_What is needed_
Begin at the line containing "What does this" and copy exactly through the last line of the listing, skipping every picture.

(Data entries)
____________
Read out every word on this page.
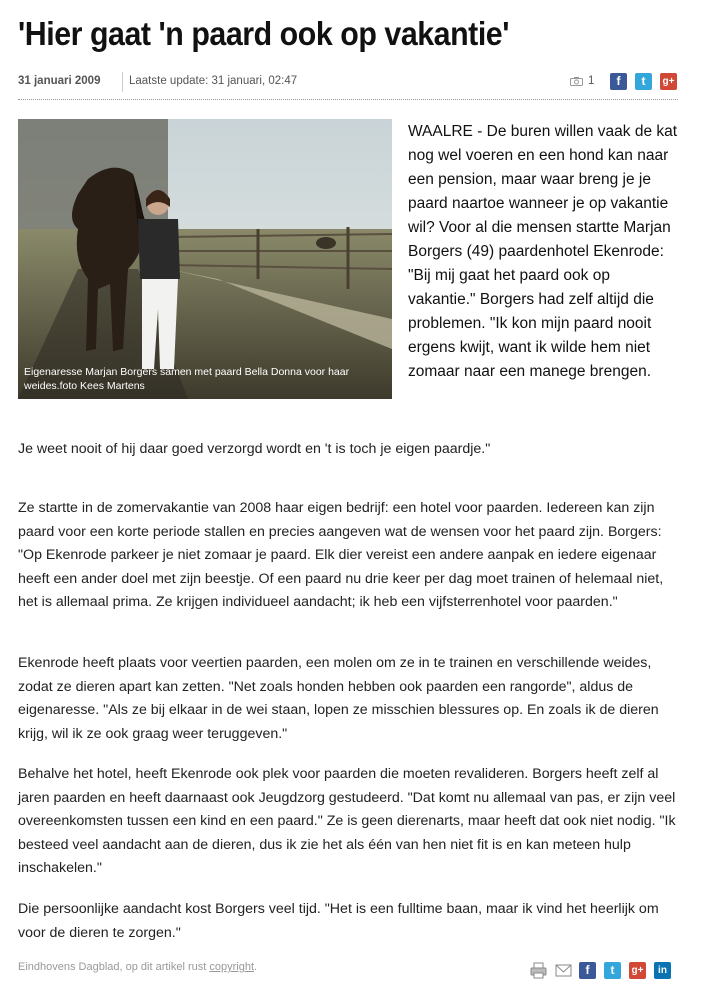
'Hier gaat 'n paard ook op vakantie'
31 januari 2009 Laatste update: 31 januari, 02:47	1	f	t	g+
Eigenaresse Marjan Borgers samen met paard Bella Donna voor haar weides.foto Kees Martens
WAALRE - De buren willen vaak de kat nog wel voeren en een hond kan naar een pension, maar waar breng je je paard naartoe wanneer je op vakantie wil? Voor al die mensen startte Marjan Borgers (49) paardenhotel Ekenrode: "Bij mij gaat het paard ook op vakantie." Borgers had zelf altijd die problemen. "Ik kon mijn paard nooit ergens kwijt, want ik wilde hem niet zomaar naar een manege brengen.

Je weet nooit of hij daar goed verzorgd wordt en 't is toch je eigen paardje."

Ze startte in de zomervakantie van 2008 haar eigen bedrijf: een hotel voor paarden. Iedereen kan zijn paard voor een korte periode stallen en precies aangeven wat de wensen voor het paard zijn. Borgers: "Op Ekenrode parkeer je niet zomaar je paard. Elk dier vereist een andere aanpak en iedere eigenaar heeft een ander doel met zijn beestje. Of een paard nu drie keer per dag moet trainen of helemaal niet, het is allemaal prima. Ze krijgen individueel aandacht; ik heb een vijfsterrenhotel voor paarden."

Ekenrode heeft plaats voor veertien paarden, een molen om ze in te trainen en verschillende weides, zodat ze dieren apart kan zetten. "Net zoals honden hebben ook paarden een rangorde", aldus de eigenaresse. "Als ze bij elkaar in de wei staan, lopen ze misschien blessures op. En zoals ik de dieren krijg, wil ik ze ook graag weer teruggeven."

Behalve het hotel, heeft Ekenrode ook plek voor paarden die moeten revalideren. Borgers heeft zelf al jaren paarden en heeft daarnaast ook Jeugdzorg gestudeerd. "Dat komt nu allemaal van pas, er zijn veel overeenkomsten tussen een kind en een paard." Ze is geen dierenarts, maar heeft dat ook niet nodig. "Ik besteed veel aandacht aan de dieren, dus ik zie het als één van hen niet fit is en kan meteen hulp inschakelen."

Die persoonlijke aandacht kost Borgers veel tijd. "Het is een fulltime baan, maar ik vind het heerlijk om voor de dieren te zorgen."

Eindhovens Dagblad, op dit artikel rust copyright.	f	t	g+	in
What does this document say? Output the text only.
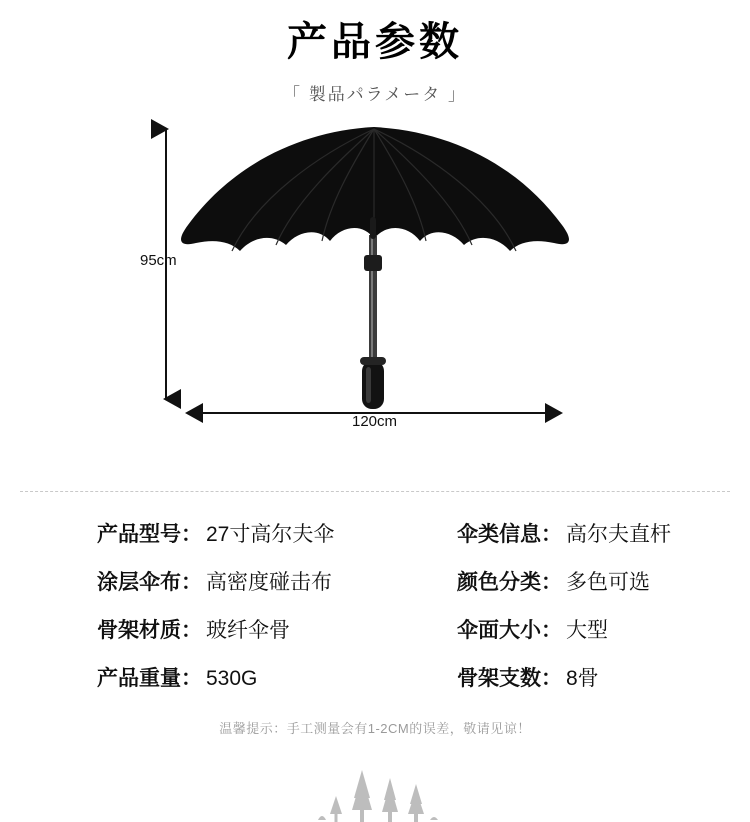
产品参数
「 製品パラメータ 」
95cm
120cm
产品型号： 27寸高尔夫伞	伞类信息： 高尔夫直杆
涂层伞布： 高密度碰击布	颜色分类： 多色可选
骨架材质： 玻纤伞骨	伞面大小： 大型
产品重量： 530G	骨架支数： 8骨
温馨提示：手工测量会有1-2CM的误差，敬请见谅！
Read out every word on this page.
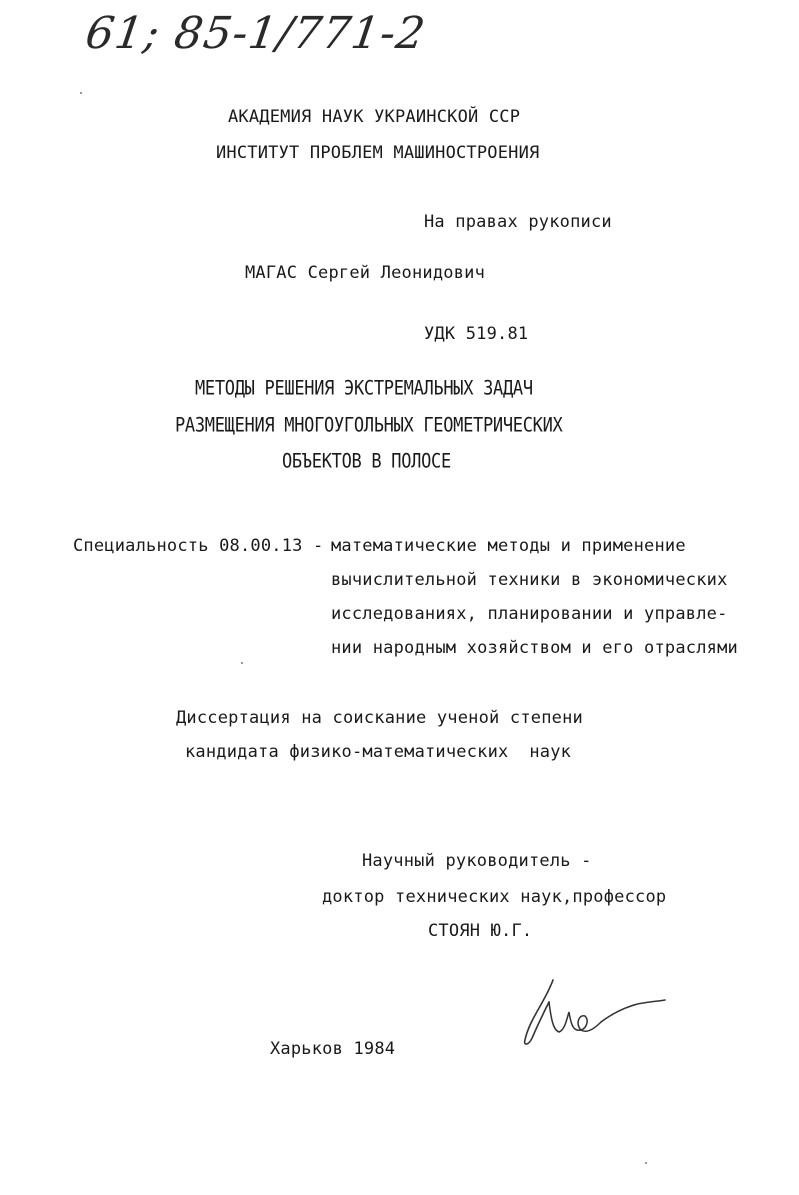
61; 85-1/771-2
АКАДЕМИЯ НАУК УКРАИНСКОЙ ССР
ИНСТИТУТ ПРОБЛЕМ МАШИНОСТРОЕНИЯ
На правах рукописи
МАГАС Сергей Леонидович
УДК 519.81
МЕТОДЫ РЕШЕНИЯ ЭКСТРЕМАЛЬНЫХ ЗАДАЧ
РАЗМЕЩЕНИЯ МНОГОУГОЛЬНЫХ ГЕОМЕТРИЧЕСКИХ
ОБЪЕКТОВ В ПОЛОСЕ
Специальность 08.00.13 - математические методы и применение
вычислительной техники в экономических
исследованиях, планировании и управле-
нии народным хозяйством и его отраслями
Диссертация на соискание ученой степени
кандидата физико-математических  наук
Научный руководитель -
доктор технических наук,профессор
СТОЯН Ю.Г.
Харьков 1984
____________
_Solution to this problem_
What does this document say? Output the text only.
产品参数
「 製品パラメータ 」
95cm
120cm
产品型号： 27寸高尔夫伞	伞类信息： 高尔夫直杆
涂层伞布： 高密度碰击布	颜色分类： 多色可选
骨架材质： 玻纤伞骨	伞面大小： 大型
产品重量： 530G	骨架支数： 8骨
温馨提示：手工测量会有1-2CM的误差，敬请见谅！
Read out every word on this page.
61; 85-1/771-2
АКАДЕМИЯ НАУК УКРАИНСКОЙ ССР
ИНСТИТУТ ПРОБЛЕМ МАШИНОСТРОЕНИЯ
На правах рукописи
МАГАС Сергей Леонидович
УДК 519.81
МЕТОДЫ РЕШЕНИЯ ЭКСТРЕМАЛЬНЫХ ЗАДАЧ
РАЗМЕЩЕНИЯ МНОГОУГОЛЬНЫХ ГЕОМЕТРИЧЕСКИХ
ОБЪЕКТОВ В ПОЛОСЕ
Специальность 08.00.13 - математические методы и применение
вычислительной техники в экономических
исследованиях, планировании и управле-
нии народным хозяйством и его отраслями
Диссертация на соискание ученой степени
кандидата физико-математических  наук
Научный руководитель -
доктор технических наук,профессор
СТОЯН Ю.Г.
Харьков 1984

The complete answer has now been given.